▶ _Aim_: Take each line containing the word "this" and copy it.

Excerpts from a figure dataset
-=-=-=-=-

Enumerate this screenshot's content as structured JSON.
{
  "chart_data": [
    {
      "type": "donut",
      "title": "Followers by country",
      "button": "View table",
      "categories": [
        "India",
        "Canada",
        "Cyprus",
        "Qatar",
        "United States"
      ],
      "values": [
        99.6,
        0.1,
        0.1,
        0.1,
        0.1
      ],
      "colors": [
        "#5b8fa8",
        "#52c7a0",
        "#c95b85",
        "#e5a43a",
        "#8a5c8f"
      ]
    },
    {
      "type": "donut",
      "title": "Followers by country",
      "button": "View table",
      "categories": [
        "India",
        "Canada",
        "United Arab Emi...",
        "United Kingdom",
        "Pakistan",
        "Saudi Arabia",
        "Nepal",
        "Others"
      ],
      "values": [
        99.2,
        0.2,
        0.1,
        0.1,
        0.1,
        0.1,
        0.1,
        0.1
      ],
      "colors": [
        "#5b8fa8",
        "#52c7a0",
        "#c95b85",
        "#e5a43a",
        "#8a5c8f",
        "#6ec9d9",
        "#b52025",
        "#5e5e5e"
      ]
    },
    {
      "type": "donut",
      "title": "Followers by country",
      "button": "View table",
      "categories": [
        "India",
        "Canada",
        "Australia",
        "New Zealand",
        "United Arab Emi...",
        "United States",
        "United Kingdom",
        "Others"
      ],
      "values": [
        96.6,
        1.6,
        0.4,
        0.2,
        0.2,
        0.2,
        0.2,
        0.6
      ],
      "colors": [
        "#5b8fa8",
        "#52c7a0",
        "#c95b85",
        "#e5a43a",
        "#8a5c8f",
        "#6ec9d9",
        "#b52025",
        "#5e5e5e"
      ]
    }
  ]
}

-=-=-=-=-

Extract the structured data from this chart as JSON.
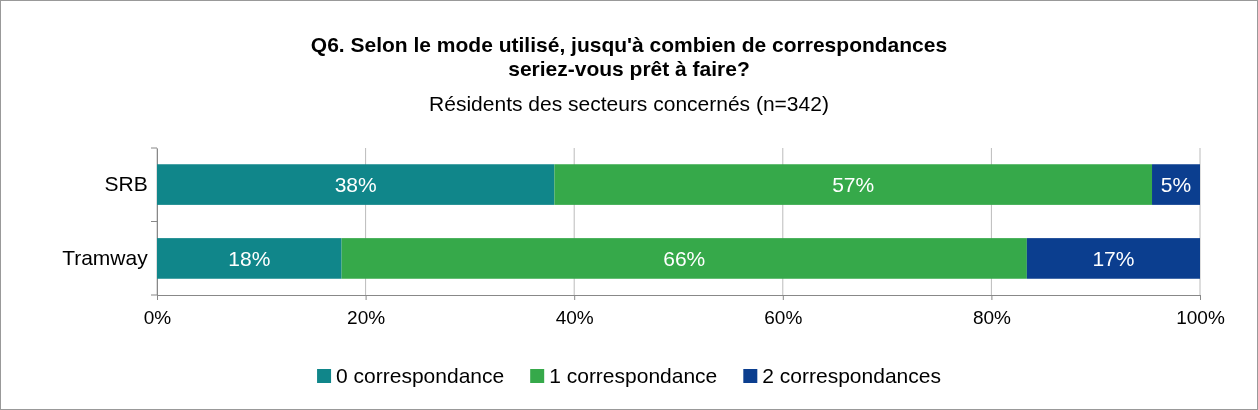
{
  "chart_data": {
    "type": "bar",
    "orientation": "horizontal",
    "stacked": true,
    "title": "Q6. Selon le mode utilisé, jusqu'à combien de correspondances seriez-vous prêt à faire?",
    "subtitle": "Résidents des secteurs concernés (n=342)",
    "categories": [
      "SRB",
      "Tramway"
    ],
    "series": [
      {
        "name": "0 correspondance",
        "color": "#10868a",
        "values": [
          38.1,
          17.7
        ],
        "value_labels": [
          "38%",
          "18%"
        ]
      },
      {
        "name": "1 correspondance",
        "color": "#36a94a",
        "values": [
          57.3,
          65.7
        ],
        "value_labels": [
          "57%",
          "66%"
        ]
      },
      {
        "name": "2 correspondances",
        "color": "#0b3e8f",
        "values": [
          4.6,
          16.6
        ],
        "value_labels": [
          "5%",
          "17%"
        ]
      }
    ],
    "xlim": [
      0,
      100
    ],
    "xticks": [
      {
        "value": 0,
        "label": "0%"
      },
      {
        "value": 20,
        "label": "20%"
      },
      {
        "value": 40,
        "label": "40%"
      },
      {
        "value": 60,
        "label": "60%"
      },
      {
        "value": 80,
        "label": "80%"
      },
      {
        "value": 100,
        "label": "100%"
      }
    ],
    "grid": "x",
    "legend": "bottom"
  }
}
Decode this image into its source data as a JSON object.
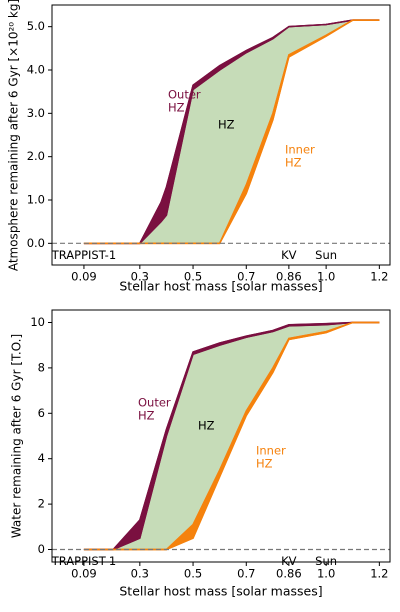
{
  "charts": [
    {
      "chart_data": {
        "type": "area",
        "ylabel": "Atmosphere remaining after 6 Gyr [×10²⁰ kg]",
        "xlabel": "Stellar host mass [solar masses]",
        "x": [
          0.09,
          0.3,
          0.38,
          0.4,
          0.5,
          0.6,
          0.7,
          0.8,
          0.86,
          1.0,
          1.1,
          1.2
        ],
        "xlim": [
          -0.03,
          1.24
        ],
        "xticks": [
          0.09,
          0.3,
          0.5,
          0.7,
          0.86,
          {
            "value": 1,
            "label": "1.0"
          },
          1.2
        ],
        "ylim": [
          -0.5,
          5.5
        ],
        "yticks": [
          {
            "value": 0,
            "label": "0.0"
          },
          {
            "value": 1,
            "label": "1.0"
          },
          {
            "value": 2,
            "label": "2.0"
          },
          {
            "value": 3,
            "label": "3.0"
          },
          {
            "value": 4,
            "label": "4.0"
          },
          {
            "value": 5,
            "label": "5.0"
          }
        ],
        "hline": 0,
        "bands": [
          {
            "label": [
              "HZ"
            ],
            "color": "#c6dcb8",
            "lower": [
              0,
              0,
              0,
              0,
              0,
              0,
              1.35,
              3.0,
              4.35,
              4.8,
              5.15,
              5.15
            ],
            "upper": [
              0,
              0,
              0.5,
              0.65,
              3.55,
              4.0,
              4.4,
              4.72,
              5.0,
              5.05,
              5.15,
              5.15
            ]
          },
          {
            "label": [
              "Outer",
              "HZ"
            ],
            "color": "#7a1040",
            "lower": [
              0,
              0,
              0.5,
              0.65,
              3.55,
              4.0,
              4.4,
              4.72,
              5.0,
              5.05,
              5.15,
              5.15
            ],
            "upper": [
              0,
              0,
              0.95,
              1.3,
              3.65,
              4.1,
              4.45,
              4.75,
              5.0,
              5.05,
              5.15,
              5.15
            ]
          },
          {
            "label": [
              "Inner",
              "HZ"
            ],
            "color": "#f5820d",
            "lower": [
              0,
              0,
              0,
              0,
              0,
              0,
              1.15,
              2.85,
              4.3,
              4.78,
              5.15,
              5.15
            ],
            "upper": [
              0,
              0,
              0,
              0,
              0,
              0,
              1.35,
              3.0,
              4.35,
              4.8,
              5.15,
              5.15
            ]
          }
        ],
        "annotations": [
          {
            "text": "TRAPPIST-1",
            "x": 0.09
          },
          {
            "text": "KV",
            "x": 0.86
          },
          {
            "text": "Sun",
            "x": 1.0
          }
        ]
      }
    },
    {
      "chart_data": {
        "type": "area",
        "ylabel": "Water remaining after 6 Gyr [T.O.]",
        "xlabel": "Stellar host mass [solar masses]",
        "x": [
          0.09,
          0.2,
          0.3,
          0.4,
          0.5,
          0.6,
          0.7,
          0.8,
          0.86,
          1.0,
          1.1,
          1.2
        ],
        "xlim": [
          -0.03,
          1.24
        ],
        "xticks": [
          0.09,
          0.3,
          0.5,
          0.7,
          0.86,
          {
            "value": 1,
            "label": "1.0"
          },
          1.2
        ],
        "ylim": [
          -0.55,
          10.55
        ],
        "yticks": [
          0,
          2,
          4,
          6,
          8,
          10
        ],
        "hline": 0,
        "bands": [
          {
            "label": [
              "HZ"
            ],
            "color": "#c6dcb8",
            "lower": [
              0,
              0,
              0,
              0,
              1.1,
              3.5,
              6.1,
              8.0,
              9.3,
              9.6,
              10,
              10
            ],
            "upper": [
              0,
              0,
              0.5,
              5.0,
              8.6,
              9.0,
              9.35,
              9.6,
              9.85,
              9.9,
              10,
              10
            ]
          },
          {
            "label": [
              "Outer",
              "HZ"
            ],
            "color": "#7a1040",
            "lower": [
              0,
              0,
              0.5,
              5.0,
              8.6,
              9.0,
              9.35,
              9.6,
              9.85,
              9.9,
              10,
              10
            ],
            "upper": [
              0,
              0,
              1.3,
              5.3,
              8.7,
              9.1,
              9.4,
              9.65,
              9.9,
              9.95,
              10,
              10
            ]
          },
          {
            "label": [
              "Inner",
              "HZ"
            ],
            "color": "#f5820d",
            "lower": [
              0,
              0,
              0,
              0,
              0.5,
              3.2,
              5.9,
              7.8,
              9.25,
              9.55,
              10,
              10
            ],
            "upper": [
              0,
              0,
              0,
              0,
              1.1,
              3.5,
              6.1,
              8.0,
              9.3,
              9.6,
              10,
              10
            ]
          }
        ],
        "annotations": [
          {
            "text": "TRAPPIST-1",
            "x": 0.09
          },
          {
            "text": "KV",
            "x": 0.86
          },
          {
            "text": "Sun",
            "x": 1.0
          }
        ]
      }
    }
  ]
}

-=-=-=-=-

▶ _Worked solution_:
Enumerate this screenshot's content as structured JSON.
Extract the structured data from this chart as JSON.
Decode this image into its source data as a JSON object.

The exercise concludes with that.